* PROBLEM TO WORK ON
All lines in the data bearing the string "центр" should be identified and copied.

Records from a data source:
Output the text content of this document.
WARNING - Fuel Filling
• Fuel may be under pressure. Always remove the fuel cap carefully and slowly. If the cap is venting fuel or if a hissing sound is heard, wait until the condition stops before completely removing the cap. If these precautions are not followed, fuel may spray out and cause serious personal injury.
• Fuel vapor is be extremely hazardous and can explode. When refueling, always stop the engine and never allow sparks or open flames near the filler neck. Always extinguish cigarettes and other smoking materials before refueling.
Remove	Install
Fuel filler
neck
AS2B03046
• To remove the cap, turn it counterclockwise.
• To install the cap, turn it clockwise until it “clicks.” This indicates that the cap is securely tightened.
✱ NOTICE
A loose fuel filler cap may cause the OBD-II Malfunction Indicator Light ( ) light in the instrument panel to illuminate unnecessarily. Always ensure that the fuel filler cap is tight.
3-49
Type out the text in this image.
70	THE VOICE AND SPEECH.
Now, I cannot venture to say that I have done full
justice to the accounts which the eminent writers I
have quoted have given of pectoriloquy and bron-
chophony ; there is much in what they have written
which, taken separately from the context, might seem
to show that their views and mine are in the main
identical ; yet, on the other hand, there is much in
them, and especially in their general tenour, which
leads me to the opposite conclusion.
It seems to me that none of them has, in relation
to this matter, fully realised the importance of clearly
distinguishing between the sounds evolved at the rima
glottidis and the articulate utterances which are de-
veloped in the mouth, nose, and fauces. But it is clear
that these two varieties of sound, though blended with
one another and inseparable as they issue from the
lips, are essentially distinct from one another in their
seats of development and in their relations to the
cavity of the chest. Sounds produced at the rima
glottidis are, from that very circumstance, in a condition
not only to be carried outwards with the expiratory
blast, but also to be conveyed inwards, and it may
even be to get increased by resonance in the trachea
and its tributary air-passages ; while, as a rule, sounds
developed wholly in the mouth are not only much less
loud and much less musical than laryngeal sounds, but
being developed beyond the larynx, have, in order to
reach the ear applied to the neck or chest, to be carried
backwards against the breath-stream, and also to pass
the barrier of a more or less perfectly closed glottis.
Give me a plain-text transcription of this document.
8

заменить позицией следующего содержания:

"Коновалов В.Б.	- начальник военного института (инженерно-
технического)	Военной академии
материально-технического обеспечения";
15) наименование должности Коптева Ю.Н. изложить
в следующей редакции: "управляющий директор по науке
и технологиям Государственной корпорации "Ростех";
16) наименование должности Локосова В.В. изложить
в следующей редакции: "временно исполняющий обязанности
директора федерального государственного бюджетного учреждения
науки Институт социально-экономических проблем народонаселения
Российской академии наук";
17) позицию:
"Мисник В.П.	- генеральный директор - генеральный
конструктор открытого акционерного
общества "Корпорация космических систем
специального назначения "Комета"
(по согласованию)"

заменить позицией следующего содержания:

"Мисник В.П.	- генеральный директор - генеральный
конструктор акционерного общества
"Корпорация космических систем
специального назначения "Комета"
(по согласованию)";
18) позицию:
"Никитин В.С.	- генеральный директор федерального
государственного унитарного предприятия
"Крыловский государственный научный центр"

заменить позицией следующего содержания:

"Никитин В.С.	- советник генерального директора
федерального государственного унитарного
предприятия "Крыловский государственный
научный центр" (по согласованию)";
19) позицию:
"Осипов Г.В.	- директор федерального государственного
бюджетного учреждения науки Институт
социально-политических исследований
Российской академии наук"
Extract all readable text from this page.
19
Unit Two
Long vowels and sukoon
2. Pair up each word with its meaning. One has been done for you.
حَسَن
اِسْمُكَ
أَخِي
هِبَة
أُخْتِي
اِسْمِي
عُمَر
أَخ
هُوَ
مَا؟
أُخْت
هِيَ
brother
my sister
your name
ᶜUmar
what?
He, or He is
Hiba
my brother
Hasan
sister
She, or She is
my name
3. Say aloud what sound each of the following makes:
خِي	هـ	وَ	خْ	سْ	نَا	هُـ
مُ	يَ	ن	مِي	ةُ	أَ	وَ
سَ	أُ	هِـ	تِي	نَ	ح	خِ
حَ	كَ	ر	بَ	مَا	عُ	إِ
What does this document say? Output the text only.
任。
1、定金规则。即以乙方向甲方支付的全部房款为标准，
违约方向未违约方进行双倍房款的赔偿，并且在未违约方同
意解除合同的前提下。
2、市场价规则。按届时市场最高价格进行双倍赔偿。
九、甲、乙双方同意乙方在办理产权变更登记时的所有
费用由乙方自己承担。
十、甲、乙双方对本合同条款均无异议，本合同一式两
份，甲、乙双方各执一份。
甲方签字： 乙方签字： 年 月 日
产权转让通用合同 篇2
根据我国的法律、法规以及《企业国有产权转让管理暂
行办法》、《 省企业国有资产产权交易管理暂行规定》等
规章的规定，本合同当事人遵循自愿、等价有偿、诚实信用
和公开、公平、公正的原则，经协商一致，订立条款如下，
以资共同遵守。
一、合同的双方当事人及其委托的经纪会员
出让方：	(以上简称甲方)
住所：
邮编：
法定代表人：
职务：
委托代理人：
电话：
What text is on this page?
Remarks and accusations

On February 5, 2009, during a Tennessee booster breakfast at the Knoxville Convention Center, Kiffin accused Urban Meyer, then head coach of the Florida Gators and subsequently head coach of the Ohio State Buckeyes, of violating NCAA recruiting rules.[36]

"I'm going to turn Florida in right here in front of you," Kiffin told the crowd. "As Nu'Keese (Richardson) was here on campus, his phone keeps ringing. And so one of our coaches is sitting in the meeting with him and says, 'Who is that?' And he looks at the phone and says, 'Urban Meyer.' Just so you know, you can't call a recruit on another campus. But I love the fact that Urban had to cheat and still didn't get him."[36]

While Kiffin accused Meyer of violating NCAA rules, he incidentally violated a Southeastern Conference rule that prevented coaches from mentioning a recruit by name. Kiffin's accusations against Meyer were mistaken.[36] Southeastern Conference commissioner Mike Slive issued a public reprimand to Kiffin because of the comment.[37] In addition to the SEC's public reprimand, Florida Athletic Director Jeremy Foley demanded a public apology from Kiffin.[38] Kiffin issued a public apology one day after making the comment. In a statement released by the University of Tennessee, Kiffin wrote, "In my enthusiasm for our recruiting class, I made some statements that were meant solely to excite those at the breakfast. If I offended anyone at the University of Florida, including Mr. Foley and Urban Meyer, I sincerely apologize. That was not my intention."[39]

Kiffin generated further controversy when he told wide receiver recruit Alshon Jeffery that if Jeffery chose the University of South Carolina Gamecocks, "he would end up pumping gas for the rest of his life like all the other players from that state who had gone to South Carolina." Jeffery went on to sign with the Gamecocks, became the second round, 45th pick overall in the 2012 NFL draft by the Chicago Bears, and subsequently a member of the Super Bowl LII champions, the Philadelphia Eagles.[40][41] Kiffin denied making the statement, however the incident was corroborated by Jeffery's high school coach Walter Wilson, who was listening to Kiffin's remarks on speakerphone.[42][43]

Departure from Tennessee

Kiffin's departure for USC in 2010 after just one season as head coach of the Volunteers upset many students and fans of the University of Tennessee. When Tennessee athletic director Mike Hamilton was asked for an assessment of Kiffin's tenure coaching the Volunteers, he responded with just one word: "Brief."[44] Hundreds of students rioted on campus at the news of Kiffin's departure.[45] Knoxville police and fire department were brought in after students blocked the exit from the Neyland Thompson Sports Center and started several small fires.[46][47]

* OUTPUT FOR THIS EXERCISE
"Крыловский государственный научный центр"
научный центр" (по согласованию)";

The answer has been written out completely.